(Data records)
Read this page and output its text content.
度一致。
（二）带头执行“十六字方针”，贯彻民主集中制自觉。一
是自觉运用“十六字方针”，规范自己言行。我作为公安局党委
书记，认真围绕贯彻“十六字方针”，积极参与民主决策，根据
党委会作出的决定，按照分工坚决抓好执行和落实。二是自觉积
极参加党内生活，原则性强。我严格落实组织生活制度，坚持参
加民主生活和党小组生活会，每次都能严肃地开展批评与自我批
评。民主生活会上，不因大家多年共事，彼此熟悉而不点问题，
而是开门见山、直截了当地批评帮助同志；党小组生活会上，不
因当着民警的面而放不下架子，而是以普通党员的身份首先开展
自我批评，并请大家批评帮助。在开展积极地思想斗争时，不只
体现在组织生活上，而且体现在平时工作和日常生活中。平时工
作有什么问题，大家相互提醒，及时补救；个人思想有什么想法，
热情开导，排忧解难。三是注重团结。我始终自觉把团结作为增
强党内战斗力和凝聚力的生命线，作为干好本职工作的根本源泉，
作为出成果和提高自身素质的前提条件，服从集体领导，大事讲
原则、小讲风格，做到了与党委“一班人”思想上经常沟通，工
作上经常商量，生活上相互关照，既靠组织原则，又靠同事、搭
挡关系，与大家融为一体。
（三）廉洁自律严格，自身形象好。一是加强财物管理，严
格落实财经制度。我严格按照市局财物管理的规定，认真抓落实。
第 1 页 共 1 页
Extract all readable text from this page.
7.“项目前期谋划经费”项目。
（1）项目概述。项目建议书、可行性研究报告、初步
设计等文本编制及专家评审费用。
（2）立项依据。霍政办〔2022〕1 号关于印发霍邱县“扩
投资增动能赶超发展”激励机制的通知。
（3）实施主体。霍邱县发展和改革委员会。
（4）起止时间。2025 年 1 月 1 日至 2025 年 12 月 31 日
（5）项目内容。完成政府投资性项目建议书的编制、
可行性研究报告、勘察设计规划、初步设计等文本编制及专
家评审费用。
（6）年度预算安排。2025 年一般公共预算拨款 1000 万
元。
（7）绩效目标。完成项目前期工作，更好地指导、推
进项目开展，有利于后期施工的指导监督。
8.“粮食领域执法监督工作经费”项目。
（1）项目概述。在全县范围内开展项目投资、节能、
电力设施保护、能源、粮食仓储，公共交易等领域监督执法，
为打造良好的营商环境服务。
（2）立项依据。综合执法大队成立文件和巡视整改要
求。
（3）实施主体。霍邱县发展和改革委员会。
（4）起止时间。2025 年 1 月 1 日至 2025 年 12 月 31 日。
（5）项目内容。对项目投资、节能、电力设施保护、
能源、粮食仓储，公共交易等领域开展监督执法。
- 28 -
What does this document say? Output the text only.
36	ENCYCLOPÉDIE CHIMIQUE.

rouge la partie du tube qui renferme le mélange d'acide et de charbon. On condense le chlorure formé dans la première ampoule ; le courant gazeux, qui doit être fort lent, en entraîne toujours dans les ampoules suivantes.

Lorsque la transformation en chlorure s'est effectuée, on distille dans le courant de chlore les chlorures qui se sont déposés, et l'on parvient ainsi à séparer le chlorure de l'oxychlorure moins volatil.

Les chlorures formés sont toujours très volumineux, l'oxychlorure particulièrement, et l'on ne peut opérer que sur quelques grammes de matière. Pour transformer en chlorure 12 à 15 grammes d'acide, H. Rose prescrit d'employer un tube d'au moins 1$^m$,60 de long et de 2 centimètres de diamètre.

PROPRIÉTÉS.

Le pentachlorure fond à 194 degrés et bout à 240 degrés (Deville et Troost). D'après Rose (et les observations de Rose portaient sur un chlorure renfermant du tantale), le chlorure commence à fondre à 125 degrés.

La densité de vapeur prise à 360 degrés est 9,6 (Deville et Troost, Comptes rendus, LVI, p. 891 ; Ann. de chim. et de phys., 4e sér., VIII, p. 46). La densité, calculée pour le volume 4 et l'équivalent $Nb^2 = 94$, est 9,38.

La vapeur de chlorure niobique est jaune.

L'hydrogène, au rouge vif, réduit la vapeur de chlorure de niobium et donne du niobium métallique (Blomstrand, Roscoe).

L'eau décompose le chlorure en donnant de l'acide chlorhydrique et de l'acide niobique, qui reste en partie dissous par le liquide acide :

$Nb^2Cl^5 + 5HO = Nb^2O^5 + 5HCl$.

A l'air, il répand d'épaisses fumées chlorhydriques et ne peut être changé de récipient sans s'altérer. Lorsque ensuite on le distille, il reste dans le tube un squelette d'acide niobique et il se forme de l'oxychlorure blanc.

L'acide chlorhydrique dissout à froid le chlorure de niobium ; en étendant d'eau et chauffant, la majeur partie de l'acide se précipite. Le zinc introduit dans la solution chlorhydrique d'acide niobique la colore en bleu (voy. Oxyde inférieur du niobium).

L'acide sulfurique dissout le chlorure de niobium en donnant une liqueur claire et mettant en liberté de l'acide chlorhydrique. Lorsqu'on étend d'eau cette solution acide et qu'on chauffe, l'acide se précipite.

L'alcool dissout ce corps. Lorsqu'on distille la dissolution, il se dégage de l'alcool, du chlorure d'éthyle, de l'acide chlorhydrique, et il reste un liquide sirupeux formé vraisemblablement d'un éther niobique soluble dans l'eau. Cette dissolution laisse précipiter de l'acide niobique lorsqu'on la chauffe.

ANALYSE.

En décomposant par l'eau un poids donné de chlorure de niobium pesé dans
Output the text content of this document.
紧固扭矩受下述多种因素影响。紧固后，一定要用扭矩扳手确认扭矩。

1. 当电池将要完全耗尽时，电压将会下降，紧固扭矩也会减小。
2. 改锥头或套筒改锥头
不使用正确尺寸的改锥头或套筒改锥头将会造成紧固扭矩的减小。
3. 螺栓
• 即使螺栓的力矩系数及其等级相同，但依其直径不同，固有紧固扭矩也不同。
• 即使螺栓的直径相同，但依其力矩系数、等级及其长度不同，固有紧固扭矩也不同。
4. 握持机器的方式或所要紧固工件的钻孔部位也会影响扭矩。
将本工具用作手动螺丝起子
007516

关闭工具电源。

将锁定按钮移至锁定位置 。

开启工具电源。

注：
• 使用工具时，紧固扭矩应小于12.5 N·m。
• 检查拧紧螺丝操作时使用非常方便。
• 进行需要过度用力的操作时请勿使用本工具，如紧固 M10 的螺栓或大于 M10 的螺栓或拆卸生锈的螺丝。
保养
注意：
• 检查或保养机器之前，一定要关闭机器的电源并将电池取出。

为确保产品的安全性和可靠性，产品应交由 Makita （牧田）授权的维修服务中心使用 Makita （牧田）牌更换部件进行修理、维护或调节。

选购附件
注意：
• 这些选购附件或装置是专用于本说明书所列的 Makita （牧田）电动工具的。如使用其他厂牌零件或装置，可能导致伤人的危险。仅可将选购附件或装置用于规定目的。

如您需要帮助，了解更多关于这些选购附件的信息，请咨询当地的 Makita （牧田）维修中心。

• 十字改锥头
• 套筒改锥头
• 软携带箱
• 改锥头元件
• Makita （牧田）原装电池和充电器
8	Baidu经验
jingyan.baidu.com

### What the task requires
Extract all of the data above without altering anything.

### Response to the task
Read this page and output its text content.
度一致。
（二）带头执行“十六字方针”，贯彻民主集中制自觉。一
是自觉运用“十六字方针”，规范自己言行。我作为公安局党委
书记，认真围绕贯彻“十六字方针”，积极参与民主决策，根据
党委会作出的决定，按照分工坚决抓好执行和落实。二是自觉积
极参加党内生活，原则性强。我严格落实组织生活制度，坚持参
加民主生活和党小组生活会，每次都能严肃地开展批评与自我批
评。民主生活会上，不因大家多年共事，彼此熟悉而不点问题，
而是开门见山、直截了当地批评帮助同志；党小组生活会上，不
因当着民警的面而放不下架子，而是以普通党员的身份首先开展
自我批评，并请大家批评帮助。在开展积极地思想斗争时，不只
体现在组织生活上，而且体现在平时工作和日常生活中。平时工
作有什么问题，大家相互提醒，及时补救；个人思想有什么想法，
热情开导，排忧解难。三是注重团结。我始终自觉把团结作为增
强党内战斗力和凝聚力的生命线，作为干好本职工作的根本源泉，
作为出成果和提高自身素质的前提条件，服从集体领导，大事讲
原则、小讲风格，做到了与党委“一班人”思想上经常沟通，工
作上经常商量，生活上相互关照，既靠组织原则，又靠同事、搭
挡关系，与大家融为一体。
（三）廉洁自律严格，自身形象好。一是加强财物管理，严
格落实财经制度。我严格按照市局财物管理的规定，认真抓落实。
第 1 页 共 1 页
Extract all readable text from this page.
7.“项目前期谋划经费”项目。
（1）项目概述。项目建议书、可行性研究报告、初步
设计等文本编制及专家评审费用。
（2）立项依据。霍政办〔2022〕1 号关于印发霍邱县“扩
投资增动能赶超发展”激励机制的通知。
（3）实施主体。霍邱县发展和改革委员会。
（4）起止时间。2025 年 1 月 1 日至 2025 年 12 月 31 日
（5）项目内容。完成政府投资性项目建议书的编制、
可行性研究报告、勘察设计规划、初步设计等文本编制及专
家评审费用。
（6）年度预算安排。2025 年一般公共预算拨款 1000 万
元。
（7）绩效目标。完成项目前期工作，更好地指导、推
进项目开展，有利于后期施工的指导监督。
8.“粮食领域执法监督工作经费”项目。
（1）项目概述。在全县范围内开展项目投资、节能、
电力设施保护、能源、粮食仓储，公共交易等领域监督执法，
为打造良好的营商环境服务。
（2）立项依据。综合执法大队成立文件和巡视整改要
求。
（3）实施主体。霍邱县发展和改革委员会。
（4）起止时间。2025 年 1 月 1 日至 2025 年 12 月 31 日。
（5）项目内容。对项目投资、节能、电力设施保护、
能源、粮食仓储，公共交易等领域开展监督执法。
- 28 -
What does this document say? Output the text only.
36	ENCYCLOPÉDIE CHIMIQUE.

rouge la partie du tube qui renferme le mélange d'acide et de charbon. On condense le chlorure formé dans la première ampoule ; le courant gazeux, qui doit être fort lent, en entraîne toujours dans les ampoules suivantes.

Lorsque la transformation en chlorure s'est effectuée, on distille dans le courant de chlore les chlorures qui se sont déposés, et l'on parvient ainsi à séparer le chlorure de l'oxychlorure moins volatil.

Les chlorures formés sont toujours très volumineux, l'oxychlorure particulièrement, et l'on ne peut opérer que sur quelques grammes de matière. Pour transformer en chlorure 12 à 15 grammes d'acide, H. Rose prescrit d'employer un tube d'au moins 1$^m$,60 de long et de 2 centimètres de diamètre.

PROPRIÉTÉS.

Le pentachlorure fond à 194 degrés et bout à 240 degrés (Deville et Troost). D'après Rose (et les observations de Rose portaient sur un chlorure renfermant du tantale), le chlorure commence à fondre à 125 degrés.

La densité de vapeur prise à 360 degrés est 9,6 (Deville et Troost, Comptes rendus, LVI, p. 891 ; Ann. de chim. et de phys., 4e sér., VIII, p. 46). La densité, calculée pour le volume 4 et l'équivalent $Nb^2 = 94$, est 9,38.

La vapeur de chlorure niobique est jaune.

L'hydrogène, au rouge vif, réduit la vapeur de chlorure de niobium et donne du niobium métallique (Blomstrand, Roscoe).

L'eau décompose le chlorure en donnant de l'acide chlorhydrique et de l'acide niobique, qui reste en partie dissous par le liquide acide :

$Nb^2Cl^5 + 5HO = Nb^2O^5 + 5HCl$.

A l'air, il répand d'épaisses fumées chlorhydriques et ne peut être changé de récipient sans s'altérer. Lorsque ensuite on le distille, il reste dans le tube un squelette d'acide niobique et il se forme de l'oxychlorure blanc.

L'acide chlorhydrique dissout à froid le chlorure de niobium ; en étendant d'eau et chauffant, la majeur partie de l'acide se précipite. Le zinc introduit dans la solution chlorhydrique d'acide niobique la colore en bleu (voy. Oxyde inférieur du niobium).

L'acide sulfurique dissout le chlorure de niobium en donnant une liqueur claire et mettant en liberté de l'acide chlorhydrique. Lorsqu'on étend d'eau cette solution acide et qu'on chauffe, l'acide se précipite.

L'alcool dissout ce corps. Lorsqu'on distille la dissolution, il se dégage de l'alcool, du chlorure d'éthyle, de l'acide chlorhydrique, et il reste un liquide sirupeux formé vraisemblablement d'un éther niobique soluble dans l'eau. Cette dissolution laisse précipiter de l'acide niobique lorsqu'on la chauffe.

ANALYSE.

En décomposant par l'eau un poids donné de chlorure de niobium pesé dans
Output the text content of this document.
紧固扭矩受下述多种因素影响。紧固后，一定要用扭矩扳手确认扭矩。

1. 当电池将要完全耗尽时，电压将会下降，紧固扭矩也会减小。
2. 改锥头或套筒改锥头
不使用正确尺寸的改锥头或套筒改锥头将会造成紧固扭矩的减小。
3. 螺栓
• 即使螺栓的力矩系数及其等级相同，但依其直径不同，固有紧固扭矩也不同。
• 即使螺栓的直径相同，但依其力矩系数、等级及其长度不同，固有紧固扭矩也不同。
4. 握持机器的方式或所要紧固工件的钻孔部位也会影响扭矩。
将本工具用作手动螺丝起子
007516

关闭工具电源。

将锁定按钮移至锁定位置 。

开启工具电源。

注：
• 使用工具时，紧固扭矩应小于12.5 N·m。
• 检查拧紧螺丝操作时使用非常方便。
• 进行需要过度用力的操作时请勿使用本工具，如紧固 M10 的螺栓或大于 M10 的螺栓或拆卸生锈的螺丝。
保养
注意：
• 检查或保养机器之前，一定要关闭机器的电源并将电池取出。

为确保产品的安全性和可靠性，产品应交由 Makita （牧田）授权的维修服务中心使用 Makita （牧田）牌更换部件进行修理、维护或调节。

选购附件
注意：
• 这些选购附件或装置是专用于本说明书所列的 Makita （牧田）电动工具的。如使用其他厂牌零件或装置，可能导致伤人的危险。仅可将选购附件或装置用于规定目的。

如您需要帮助，了解更多关于这些选购附件的信息，请咨询当地的 Makita （牧田）维修中心。

• 十字改锥头
• 套筒改锥头
• 软携带箱
• 改锥头元件
• Makita （牧田）原装电池和充电器
8	Baidu经验
jingyan.baidu.com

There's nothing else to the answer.